GIVEN TASK: Scan the listing and work out how many lines contain the word "Contains". Nothing but the number should be given.

[Items listed in a dataset]
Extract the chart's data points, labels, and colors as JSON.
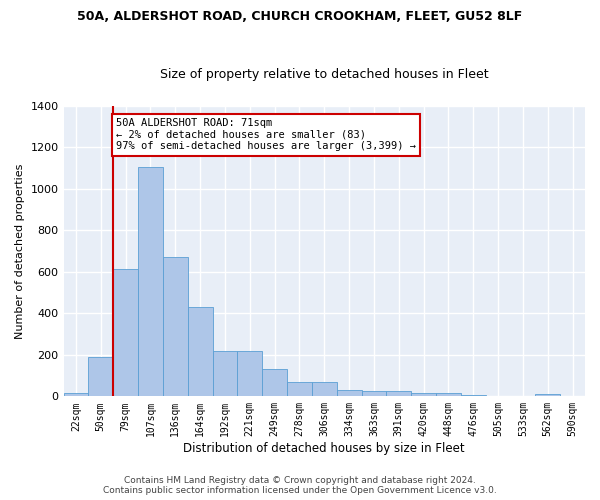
{
  "title_line1": "50A, ALDERSHOT ROAD, CHURCH CROOKHAM, FLEET, GU52 8LF",
  "title_line2": "Size of property relative to detached houses in Fleet",
  "xlabel": "Distribution of detached houses by size in Fleet",
  "ylabel": "Number of detached properties",
  "footer_line1": "Contains HM Land Registry data © Crown copyright and database right 2024.",
  "footer_line2": "Contains public sector information licensed under the Open Government Licence v3.0.",
  "categories": [
    "22sqm",
    "50sqm",
    "79sqm",
    "107sqm",
    "136sqm",
    "164sqm",
    "192sqm",
    "221sqm",
    "249sqm",
    "278sqm",
    "306sqm",
    "334sqm",
    "363sqm",
    "391sqm",
    "420sqm",
    "448sqm",
    "476sqm",
    "505sqm",
    "533sqm",
    "562sqm",
    "590sqm"
  ],
  "values": [
    18,
    190,
    615,
    1105,
    670,
    430,
    220,
    220,
    130,
    70,
    70,
    32,
    28,
    25,
    18,
    14,
    8,
    0,
    0,
    12,
    0
  ],
  "bar_color": "#aec6e8",
  "bar_edge_color": "#5a9fd4",
  "vline_x": 1.5,
  "vline_color": "#cc0000",
  "annotation_text": "50A ALDERSHOT ROAD: 71sqm\n← 2% of detached houses are smaller (83)\n97% of semi-detached houses are larger (3,399) →",
  "annotation_box_color": "#ffffff",
  "annotation_box_edge": "#cc0000",
  "ylim_max": 1400,
  "yticks": [
    0,
    200,
    400,
    600,
    800,
    1000,
    1200,
    1400
  ],
  "background_color": "#e8eef7",
  "grid_color": "#ffffff",
  "title1_fontsize": 9,
  "title2_fontsize": 9,
  "ylabel_fontsize": 8,
  "xlabel_fontsize": 8.5,
  "tick_fontsize": 7,
  "footer_fontsize": 6.5
}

REPLY: 2